■ **What is expected**: Identify the lines that contain the word "Number", then copy them.

■ **Records to use**:
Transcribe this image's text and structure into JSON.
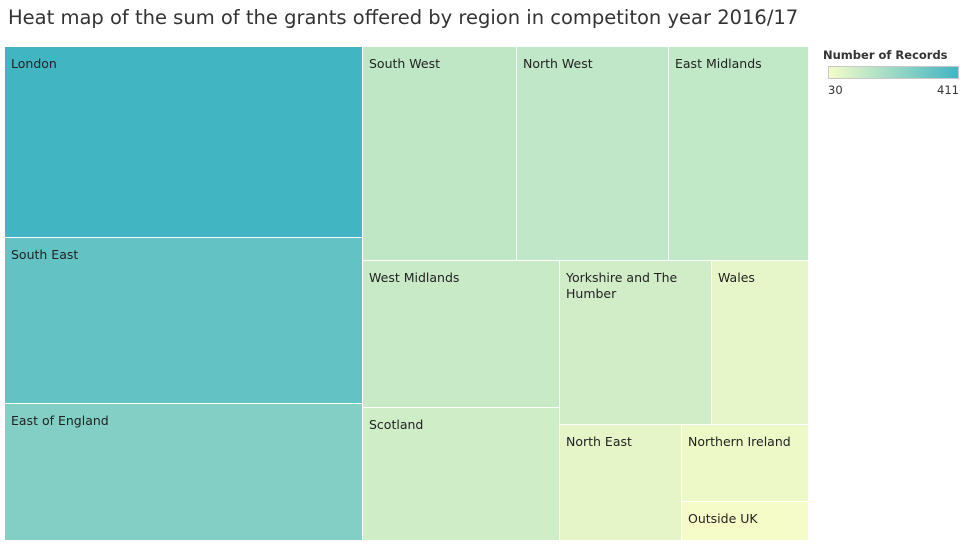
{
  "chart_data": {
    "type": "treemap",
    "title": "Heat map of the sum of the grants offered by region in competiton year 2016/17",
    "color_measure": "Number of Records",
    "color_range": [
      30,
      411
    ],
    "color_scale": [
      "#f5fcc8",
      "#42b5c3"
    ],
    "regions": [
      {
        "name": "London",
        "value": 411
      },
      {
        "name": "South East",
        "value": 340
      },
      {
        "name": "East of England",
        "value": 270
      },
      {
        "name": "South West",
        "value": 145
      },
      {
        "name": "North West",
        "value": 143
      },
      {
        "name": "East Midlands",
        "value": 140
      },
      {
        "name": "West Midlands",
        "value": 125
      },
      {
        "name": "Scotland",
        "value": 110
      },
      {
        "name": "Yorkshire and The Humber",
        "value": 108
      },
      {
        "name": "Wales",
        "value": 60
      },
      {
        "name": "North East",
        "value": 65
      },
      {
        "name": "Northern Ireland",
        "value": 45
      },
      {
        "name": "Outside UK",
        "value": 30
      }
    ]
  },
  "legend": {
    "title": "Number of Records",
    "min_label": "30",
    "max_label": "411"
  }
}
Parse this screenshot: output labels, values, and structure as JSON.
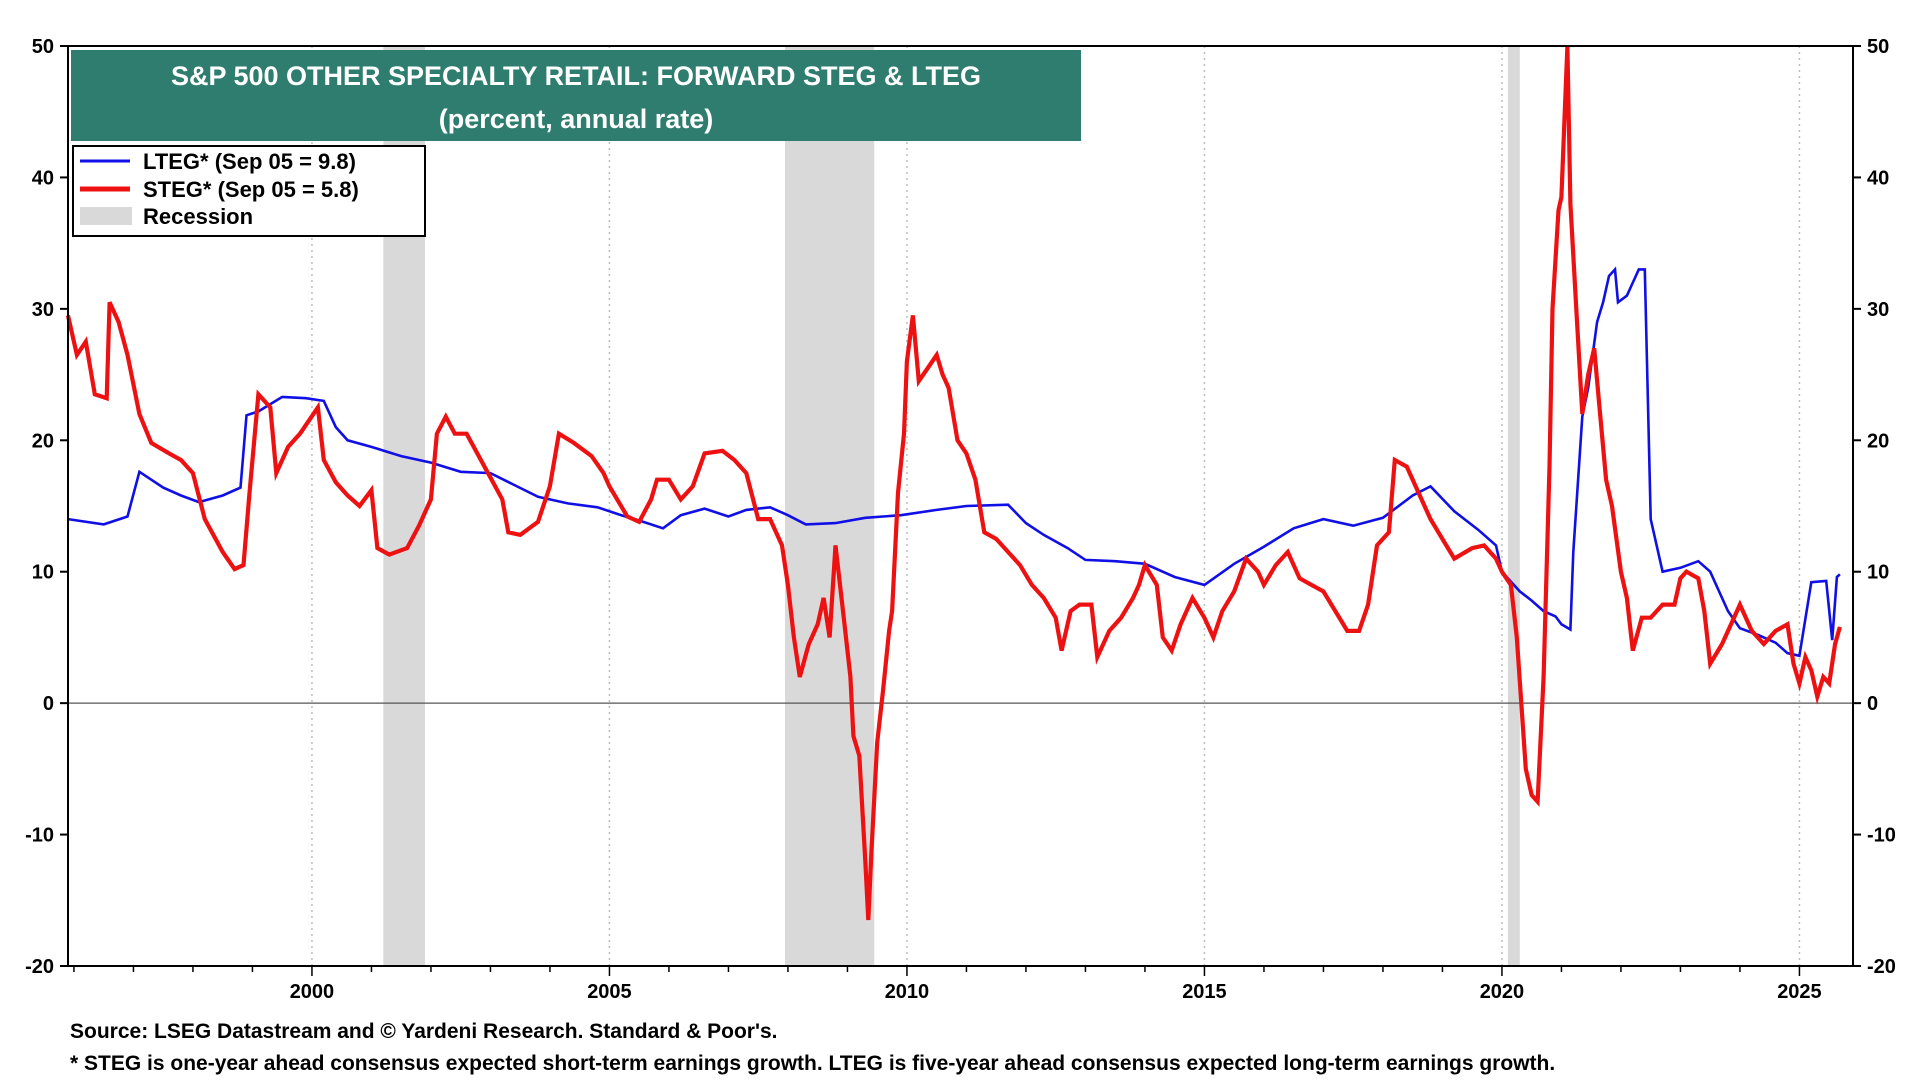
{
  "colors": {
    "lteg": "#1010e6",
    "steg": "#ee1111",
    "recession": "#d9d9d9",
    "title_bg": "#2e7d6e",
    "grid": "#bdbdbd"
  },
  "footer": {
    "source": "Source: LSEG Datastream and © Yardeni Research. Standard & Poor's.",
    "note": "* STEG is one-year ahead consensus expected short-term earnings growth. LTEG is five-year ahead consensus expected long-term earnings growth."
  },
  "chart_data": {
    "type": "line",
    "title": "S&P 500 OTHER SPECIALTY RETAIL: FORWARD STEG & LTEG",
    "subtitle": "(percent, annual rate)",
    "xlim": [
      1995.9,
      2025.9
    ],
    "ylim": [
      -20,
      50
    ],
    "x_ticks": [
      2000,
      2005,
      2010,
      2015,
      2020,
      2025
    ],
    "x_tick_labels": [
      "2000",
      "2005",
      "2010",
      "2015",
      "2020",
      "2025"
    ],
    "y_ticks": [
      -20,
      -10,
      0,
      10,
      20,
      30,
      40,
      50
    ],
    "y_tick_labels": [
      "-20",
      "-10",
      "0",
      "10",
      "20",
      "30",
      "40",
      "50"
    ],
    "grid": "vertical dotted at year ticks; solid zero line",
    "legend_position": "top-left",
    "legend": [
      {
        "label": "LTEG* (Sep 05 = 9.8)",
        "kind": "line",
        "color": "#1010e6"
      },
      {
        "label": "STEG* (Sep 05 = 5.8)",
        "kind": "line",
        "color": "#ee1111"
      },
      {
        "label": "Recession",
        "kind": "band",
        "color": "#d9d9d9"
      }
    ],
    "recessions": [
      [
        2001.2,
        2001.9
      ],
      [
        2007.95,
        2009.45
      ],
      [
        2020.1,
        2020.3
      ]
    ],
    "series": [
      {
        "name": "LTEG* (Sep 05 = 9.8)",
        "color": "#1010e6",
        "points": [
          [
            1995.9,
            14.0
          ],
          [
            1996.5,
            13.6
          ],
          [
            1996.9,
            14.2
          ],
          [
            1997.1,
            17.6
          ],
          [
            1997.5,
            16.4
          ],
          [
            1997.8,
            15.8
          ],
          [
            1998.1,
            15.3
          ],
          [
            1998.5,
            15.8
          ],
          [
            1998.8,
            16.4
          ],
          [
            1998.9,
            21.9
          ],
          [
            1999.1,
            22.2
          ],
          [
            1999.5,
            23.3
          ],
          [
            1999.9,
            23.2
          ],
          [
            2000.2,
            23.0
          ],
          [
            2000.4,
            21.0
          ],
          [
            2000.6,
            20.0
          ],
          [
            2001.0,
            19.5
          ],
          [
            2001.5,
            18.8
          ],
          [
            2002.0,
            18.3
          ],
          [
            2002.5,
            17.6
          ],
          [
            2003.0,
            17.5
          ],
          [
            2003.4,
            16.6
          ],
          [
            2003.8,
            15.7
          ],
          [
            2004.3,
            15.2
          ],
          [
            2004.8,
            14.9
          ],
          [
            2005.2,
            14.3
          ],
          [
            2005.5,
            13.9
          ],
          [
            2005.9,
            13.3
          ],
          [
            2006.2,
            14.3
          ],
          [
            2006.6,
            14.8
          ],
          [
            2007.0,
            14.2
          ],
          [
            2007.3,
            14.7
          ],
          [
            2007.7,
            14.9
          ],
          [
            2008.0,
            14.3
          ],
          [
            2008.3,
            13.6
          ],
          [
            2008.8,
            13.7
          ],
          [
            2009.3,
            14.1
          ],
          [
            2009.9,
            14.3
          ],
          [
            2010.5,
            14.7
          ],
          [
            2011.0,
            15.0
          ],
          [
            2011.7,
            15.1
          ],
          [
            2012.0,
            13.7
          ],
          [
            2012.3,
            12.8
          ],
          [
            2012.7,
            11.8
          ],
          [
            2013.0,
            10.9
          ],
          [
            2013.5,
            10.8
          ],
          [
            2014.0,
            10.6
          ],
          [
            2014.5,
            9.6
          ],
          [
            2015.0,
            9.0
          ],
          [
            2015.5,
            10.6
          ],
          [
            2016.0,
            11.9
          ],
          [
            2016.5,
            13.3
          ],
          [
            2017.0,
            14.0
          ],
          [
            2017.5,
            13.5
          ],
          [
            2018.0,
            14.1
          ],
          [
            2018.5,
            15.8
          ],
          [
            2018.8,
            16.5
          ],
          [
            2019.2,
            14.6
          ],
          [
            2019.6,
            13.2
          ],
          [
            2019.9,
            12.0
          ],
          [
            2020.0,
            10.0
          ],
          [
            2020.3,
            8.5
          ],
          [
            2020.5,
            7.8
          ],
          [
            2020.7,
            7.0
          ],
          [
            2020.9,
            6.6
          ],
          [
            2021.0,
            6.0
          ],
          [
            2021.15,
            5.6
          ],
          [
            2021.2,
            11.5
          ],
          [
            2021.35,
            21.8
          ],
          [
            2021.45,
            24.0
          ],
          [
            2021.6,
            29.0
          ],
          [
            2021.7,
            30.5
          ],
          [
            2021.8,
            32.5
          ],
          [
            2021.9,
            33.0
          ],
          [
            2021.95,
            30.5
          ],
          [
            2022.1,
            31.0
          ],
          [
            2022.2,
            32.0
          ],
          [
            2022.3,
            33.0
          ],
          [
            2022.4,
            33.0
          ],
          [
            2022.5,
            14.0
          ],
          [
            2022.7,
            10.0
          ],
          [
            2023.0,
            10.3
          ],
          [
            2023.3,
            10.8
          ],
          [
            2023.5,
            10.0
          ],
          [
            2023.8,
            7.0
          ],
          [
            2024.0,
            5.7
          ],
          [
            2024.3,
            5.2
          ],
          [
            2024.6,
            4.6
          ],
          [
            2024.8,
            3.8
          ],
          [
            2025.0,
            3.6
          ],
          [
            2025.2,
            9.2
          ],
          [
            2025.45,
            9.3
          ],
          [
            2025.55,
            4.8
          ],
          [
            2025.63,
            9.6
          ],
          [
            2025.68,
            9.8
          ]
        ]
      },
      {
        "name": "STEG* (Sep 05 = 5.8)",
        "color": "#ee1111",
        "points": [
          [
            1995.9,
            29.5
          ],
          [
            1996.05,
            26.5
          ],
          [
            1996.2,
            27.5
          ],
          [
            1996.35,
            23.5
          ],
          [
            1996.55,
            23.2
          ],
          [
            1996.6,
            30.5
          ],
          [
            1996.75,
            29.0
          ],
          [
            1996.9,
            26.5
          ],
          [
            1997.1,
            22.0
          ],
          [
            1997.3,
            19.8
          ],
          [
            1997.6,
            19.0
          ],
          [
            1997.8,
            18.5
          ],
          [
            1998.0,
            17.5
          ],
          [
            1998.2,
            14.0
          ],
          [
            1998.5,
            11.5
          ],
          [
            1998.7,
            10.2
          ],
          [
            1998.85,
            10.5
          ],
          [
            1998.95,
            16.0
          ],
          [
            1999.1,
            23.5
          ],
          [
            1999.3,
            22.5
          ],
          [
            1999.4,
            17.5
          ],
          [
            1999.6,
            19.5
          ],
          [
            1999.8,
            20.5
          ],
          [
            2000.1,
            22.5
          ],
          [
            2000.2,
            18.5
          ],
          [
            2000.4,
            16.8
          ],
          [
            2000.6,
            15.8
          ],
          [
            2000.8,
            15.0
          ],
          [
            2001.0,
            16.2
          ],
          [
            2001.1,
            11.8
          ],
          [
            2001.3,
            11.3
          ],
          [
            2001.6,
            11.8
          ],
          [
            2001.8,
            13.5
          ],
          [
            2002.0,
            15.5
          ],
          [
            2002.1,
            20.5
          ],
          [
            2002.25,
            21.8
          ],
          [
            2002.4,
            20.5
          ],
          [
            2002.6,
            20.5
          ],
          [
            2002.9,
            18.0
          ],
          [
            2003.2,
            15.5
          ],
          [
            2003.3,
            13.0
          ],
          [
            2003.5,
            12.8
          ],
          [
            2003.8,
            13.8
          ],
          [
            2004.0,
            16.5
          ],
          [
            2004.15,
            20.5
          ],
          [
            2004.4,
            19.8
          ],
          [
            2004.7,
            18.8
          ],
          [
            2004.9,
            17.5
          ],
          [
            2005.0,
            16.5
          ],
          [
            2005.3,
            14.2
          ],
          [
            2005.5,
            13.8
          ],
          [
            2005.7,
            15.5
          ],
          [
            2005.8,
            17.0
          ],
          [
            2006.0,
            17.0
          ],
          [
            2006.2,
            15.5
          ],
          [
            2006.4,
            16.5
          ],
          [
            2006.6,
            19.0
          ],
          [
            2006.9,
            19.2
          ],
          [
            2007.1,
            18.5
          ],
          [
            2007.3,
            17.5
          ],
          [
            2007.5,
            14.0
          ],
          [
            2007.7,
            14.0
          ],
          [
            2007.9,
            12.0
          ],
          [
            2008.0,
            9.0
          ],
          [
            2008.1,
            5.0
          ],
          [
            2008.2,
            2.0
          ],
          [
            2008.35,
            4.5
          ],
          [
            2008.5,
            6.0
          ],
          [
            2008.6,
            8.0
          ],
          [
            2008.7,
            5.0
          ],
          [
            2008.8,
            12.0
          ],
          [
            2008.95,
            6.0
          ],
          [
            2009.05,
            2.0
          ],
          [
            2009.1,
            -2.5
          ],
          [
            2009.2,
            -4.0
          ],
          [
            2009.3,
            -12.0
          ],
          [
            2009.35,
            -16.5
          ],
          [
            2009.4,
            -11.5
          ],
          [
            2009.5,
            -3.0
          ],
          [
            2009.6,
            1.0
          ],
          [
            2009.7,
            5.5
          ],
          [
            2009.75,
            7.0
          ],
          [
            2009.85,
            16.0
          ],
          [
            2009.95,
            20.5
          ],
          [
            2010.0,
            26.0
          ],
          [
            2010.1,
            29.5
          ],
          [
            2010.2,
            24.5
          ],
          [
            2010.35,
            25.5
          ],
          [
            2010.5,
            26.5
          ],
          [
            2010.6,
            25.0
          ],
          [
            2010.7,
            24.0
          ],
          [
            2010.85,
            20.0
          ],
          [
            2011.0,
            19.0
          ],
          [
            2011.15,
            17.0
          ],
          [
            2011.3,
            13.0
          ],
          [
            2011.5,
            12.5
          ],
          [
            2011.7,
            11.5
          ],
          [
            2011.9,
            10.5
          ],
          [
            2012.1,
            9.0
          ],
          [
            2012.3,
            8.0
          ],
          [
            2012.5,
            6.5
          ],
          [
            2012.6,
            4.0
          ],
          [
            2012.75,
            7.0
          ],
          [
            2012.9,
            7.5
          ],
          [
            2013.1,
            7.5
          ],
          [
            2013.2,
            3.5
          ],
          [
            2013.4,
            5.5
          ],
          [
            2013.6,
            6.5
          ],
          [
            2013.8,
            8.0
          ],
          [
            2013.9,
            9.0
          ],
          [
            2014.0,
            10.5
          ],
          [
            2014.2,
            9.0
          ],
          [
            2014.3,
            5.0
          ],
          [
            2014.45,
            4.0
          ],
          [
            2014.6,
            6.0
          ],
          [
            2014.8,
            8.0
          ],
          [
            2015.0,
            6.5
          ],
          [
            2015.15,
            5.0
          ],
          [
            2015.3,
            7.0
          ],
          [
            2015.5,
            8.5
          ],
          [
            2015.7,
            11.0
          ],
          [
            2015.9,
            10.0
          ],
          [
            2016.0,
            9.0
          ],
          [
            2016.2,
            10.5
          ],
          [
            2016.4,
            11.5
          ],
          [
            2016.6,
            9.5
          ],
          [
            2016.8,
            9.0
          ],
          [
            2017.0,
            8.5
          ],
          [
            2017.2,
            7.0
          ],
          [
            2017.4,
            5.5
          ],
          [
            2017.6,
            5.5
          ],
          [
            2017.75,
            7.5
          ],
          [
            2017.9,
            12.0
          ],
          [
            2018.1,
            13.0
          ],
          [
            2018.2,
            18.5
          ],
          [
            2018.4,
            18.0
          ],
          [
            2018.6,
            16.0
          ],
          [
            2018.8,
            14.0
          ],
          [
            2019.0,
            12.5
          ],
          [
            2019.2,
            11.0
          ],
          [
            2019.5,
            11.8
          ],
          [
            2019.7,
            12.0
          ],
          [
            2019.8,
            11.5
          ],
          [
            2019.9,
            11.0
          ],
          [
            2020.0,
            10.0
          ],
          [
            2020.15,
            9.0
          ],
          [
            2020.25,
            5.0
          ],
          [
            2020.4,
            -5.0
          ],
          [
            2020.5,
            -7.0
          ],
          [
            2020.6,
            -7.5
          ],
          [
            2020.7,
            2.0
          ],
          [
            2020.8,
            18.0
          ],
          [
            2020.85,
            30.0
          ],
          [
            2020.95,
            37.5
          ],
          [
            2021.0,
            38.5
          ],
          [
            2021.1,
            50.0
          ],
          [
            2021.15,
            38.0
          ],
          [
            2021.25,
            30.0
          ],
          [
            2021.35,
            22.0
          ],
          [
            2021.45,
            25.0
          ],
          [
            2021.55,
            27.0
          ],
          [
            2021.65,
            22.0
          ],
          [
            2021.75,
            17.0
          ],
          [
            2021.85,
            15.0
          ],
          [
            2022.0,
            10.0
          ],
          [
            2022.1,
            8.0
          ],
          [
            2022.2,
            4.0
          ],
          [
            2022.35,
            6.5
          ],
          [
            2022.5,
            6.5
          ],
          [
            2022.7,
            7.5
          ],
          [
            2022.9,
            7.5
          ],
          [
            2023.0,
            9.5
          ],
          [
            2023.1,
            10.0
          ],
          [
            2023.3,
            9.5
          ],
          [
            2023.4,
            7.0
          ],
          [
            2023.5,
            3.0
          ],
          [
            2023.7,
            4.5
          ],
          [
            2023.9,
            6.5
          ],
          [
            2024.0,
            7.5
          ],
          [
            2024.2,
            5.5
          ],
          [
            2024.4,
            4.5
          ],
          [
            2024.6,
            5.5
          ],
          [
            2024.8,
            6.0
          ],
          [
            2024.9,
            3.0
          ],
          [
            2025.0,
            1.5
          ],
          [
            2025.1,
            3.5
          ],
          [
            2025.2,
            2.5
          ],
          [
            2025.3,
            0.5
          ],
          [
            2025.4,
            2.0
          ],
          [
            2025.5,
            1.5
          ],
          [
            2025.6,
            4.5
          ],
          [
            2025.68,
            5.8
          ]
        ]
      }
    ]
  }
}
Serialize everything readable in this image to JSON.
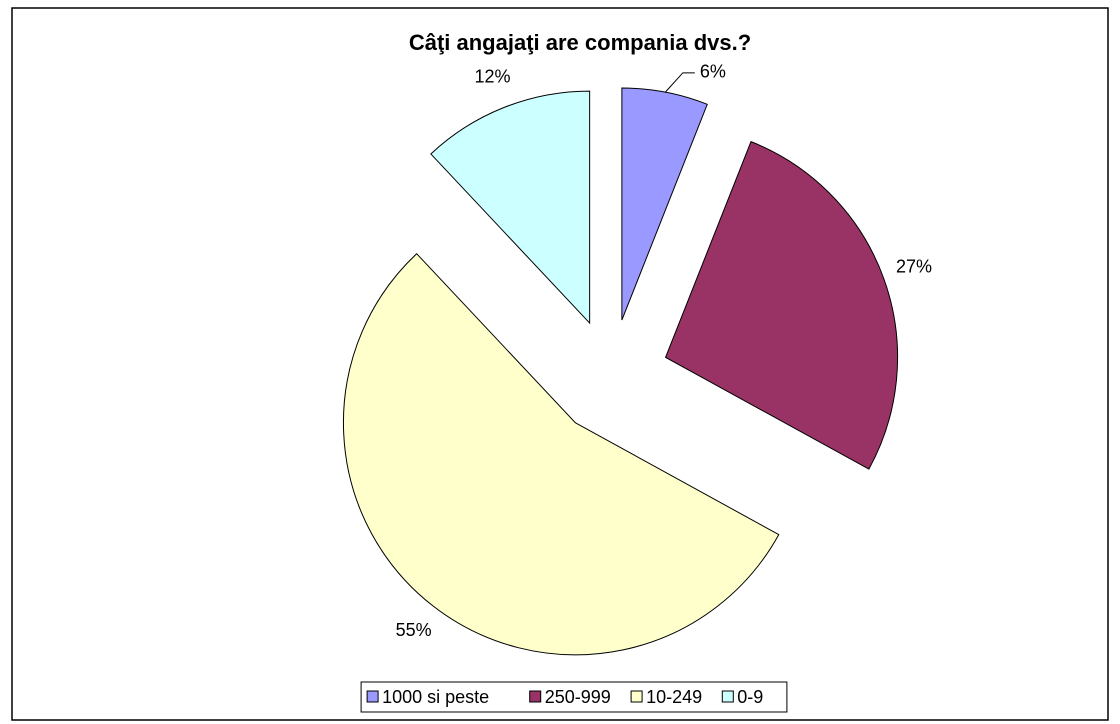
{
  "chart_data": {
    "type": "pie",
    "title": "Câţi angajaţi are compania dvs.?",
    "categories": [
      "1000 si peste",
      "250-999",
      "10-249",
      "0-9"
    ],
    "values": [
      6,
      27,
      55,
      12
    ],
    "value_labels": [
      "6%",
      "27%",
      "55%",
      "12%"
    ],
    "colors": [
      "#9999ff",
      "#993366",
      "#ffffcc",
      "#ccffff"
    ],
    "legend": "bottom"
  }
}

■ **Answer to the task**:
    "color_measure": "Number of Records",
    "title": "Number of Records",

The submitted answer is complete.